* INSTRUCTION *
Spot each line that carries the word "name"; copy those lines.

______________________________

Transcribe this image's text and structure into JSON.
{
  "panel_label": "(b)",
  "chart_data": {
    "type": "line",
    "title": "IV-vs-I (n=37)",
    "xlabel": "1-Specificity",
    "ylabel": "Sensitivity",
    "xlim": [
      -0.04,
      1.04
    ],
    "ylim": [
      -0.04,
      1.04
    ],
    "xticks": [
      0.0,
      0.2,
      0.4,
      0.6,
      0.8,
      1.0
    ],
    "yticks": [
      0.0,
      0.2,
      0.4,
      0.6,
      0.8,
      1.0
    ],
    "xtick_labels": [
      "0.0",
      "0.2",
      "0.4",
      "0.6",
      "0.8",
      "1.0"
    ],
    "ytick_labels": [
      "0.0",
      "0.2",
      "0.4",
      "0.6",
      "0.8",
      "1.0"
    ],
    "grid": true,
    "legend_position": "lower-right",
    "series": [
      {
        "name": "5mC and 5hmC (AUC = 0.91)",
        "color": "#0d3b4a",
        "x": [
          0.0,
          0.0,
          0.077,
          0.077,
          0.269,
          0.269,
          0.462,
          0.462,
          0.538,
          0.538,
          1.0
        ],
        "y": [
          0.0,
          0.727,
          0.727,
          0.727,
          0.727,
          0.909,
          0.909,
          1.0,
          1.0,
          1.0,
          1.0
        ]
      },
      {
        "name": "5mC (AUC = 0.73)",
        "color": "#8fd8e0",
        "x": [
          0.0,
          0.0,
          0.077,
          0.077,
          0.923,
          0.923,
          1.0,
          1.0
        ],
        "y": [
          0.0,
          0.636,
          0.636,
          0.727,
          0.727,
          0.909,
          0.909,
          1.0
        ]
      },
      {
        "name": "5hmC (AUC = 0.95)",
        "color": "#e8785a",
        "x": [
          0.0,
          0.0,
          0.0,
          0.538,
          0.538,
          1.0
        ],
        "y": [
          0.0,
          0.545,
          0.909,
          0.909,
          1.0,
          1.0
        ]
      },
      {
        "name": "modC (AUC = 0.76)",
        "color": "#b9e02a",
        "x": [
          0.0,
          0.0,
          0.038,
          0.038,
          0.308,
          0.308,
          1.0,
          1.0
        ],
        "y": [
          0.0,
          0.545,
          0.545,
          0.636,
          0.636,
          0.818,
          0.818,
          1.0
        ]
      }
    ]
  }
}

______________________________

* WRITTEN SOLUTION *
        "name": "5mC and 5hmC (AUC = 0.91)",
        "name": "5mC (AUC = 0.73)",
        "name": "5hmC (AUC = 0.95)",
        "name": "modC (AUC = 0.76)",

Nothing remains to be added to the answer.